» **What to do**
Go through each line of the records below and count those with the word "Przełącznik". Give only the count.
**** Material supplied ****
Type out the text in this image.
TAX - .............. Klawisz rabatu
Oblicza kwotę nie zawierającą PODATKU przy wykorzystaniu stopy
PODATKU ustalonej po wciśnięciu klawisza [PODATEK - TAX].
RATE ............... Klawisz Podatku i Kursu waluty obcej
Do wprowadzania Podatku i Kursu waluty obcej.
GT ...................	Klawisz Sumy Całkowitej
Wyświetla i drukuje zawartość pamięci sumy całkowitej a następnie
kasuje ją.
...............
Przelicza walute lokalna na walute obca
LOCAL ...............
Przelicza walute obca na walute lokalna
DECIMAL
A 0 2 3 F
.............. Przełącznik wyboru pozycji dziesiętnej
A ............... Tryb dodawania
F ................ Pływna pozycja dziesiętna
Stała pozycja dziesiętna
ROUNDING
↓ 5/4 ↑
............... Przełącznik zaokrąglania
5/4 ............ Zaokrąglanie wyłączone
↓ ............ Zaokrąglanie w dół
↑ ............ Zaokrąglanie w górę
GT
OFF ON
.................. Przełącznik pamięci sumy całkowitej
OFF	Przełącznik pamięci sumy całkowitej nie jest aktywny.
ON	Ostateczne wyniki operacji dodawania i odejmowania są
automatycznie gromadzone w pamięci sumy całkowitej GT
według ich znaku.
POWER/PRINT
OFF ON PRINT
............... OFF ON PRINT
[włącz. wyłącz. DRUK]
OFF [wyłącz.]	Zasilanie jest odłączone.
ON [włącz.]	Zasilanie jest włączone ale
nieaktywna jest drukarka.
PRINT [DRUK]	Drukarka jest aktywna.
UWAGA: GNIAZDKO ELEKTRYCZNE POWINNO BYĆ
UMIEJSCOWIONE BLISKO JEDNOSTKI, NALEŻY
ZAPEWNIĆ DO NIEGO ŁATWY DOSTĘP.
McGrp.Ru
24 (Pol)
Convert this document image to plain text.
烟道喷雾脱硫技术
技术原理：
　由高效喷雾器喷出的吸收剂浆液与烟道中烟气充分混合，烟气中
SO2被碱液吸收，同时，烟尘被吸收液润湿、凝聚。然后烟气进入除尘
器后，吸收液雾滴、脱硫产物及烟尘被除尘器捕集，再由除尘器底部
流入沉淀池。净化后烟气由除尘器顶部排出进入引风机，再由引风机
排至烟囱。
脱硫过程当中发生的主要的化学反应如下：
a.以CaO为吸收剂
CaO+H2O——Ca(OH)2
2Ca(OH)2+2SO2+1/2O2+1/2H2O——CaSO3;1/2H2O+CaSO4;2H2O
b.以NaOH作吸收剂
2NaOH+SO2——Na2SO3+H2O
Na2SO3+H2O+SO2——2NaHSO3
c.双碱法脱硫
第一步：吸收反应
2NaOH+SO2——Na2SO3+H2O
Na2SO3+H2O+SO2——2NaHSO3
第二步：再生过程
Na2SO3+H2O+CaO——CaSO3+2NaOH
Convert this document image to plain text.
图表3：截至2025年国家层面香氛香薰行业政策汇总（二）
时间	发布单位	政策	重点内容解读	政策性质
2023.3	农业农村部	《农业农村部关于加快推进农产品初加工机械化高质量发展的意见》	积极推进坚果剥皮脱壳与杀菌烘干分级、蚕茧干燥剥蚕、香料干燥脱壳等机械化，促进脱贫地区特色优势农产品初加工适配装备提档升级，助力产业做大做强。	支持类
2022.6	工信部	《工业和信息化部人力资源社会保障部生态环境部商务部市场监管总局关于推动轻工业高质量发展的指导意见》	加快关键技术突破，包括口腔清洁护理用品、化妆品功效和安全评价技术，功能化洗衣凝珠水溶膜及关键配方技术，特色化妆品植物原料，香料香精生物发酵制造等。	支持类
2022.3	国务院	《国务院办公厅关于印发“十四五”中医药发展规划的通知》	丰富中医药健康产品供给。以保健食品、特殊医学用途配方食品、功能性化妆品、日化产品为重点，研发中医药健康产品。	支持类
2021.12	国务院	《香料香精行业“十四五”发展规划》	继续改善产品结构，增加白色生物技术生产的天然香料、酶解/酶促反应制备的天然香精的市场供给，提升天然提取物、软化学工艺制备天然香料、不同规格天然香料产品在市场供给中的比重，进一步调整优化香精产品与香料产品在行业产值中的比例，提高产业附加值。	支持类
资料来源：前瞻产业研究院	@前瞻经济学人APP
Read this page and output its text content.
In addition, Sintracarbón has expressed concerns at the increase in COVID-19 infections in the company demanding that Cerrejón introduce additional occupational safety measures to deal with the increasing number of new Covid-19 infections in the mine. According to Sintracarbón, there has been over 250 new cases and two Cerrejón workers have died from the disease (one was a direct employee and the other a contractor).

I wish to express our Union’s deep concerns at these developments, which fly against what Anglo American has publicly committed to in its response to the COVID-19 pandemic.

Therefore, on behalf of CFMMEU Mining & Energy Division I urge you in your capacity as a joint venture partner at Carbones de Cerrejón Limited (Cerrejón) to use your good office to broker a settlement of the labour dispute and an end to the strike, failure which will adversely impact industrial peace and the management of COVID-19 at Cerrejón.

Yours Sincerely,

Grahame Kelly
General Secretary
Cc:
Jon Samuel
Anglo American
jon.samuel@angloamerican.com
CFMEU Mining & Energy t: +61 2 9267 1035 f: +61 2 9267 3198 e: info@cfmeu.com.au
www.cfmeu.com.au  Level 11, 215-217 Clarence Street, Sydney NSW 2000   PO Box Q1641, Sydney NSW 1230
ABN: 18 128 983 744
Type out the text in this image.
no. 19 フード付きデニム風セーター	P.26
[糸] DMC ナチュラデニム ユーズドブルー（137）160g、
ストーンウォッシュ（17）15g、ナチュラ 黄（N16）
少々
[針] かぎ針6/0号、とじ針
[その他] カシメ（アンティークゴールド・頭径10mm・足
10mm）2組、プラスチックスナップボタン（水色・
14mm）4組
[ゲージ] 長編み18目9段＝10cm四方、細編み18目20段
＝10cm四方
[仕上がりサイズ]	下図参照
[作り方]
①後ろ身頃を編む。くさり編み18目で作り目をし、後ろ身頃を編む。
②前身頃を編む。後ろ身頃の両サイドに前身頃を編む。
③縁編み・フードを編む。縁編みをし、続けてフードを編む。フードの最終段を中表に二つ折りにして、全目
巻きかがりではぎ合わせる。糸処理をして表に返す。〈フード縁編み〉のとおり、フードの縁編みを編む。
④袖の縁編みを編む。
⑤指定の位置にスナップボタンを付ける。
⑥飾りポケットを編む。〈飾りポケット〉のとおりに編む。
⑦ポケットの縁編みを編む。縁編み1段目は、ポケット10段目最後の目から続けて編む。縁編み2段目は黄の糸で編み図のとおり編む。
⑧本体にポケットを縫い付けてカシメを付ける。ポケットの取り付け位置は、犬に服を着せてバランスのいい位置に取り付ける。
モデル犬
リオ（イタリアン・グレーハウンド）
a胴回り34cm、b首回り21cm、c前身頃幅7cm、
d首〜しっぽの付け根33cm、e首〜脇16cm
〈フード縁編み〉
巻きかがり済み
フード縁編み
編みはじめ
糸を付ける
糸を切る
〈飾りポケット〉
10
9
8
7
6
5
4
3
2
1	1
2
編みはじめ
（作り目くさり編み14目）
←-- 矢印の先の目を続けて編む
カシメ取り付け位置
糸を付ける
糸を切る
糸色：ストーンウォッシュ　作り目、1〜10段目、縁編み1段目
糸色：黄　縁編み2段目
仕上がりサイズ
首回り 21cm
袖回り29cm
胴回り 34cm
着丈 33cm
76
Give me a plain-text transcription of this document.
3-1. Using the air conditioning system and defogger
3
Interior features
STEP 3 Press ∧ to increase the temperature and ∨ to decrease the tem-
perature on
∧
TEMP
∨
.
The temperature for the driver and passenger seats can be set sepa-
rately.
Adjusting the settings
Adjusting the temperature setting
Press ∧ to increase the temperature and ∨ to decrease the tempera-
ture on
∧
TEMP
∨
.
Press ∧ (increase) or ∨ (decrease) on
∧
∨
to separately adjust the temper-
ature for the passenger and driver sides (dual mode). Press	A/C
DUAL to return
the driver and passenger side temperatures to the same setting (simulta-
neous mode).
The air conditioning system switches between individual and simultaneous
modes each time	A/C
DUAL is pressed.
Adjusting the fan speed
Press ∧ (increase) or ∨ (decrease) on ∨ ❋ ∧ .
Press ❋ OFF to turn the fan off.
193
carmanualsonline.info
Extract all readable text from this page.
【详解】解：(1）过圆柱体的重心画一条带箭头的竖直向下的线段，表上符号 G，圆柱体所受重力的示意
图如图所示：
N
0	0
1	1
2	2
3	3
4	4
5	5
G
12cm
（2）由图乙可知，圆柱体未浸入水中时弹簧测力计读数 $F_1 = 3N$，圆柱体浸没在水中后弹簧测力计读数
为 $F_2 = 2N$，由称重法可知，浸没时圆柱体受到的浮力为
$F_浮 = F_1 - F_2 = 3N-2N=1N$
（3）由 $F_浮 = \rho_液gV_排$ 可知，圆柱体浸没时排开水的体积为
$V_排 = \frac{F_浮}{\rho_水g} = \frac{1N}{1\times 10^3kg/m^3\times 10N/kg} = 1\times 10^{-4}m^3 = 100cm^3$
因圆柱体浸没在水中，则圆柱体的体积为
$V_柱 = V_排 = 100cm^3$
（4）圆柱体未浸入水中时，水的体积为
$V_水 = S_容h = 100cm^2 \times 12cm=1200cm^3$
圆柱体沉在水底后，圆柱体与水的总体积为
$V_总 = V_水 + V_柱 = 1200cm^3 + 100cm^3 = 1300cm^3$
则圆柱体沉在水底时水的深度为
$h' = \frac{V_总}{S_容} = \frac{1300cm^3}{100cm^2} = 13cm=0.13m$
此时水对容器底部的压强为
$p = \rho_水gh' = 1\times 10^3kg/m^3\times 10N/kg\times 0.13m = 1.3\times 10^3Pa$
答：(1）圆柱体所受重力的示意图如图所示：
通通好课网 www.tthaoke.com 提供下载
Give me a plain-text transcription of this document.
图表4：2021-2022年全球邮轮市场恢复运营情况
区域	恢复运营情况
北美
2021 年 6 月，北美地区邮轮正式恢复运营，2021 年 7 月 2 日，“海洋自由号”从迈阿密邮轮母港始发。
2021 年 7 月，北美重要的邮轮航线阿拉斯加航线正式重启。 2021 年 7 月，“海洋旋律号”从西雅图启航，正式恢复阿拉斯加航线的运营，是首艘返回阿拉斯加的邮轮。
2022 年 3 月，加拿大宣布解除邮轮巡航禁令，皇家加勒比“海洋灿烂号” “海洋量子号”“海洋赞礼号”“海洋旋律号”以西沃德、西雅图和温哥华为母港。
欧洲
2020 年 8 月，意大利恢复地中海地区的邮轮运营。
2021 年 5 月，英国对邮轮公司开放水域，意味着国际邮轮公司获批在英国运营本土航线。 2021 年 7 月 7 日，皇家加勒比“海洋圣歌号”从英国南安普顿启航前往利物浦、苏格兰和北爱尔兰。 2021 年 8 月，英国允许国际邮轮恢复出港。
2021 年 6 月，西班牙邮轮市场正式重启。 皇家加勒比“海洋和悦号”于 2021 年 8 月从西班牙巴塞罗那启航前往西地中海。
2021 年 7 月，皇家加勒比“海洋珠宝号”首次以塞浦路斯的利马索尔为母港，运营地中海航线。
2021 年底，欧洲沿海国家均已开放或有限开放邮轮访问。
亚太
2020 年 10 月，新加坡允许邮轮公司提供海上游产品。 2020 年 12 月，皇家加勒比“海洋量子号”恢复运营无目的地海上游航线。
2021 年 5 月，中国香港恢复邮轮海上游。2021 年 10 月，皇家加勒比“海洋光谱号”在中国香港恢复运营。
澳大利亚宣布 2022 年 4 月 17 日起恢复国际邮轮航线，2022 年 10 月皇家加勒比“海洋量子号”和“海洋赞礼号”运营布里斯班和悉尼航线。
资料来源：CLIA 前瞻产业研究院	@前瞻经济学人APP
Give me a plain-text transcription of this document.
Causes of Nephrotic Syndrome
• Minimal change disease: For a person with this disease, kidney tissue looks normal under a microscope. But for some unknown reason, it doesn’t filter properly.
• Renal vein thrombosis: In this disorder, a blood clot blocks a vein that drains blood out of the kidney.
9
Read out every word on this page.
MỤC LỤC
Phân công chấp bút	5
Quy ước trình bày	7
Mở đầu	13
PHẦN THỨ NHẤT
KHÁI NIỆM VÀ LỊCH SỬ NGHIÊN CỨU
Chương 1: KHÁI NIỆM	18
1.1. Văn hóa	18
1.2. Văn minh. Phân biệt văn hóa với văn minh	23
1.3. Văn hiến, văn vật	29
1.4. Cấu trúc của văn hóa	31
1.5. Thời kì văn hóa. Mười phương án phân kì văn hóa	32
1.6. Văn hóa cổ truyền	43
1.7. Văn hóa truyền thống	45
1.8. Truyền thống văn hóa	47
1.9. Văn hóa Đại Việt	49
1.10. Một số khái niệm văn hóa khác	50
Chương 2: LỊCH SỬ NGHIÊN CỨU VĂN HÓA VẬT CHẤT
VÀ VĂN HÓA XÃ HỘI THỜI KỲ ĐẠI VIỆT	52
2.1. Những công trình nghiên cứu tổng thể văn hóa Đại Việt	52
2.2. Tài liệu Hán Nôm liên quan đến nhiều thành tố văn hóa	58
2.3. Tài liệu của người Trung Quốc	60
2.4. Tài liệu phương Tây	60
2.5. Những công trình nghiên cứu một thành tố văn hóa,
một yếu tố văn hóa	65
****
» **Response for this exercise**
4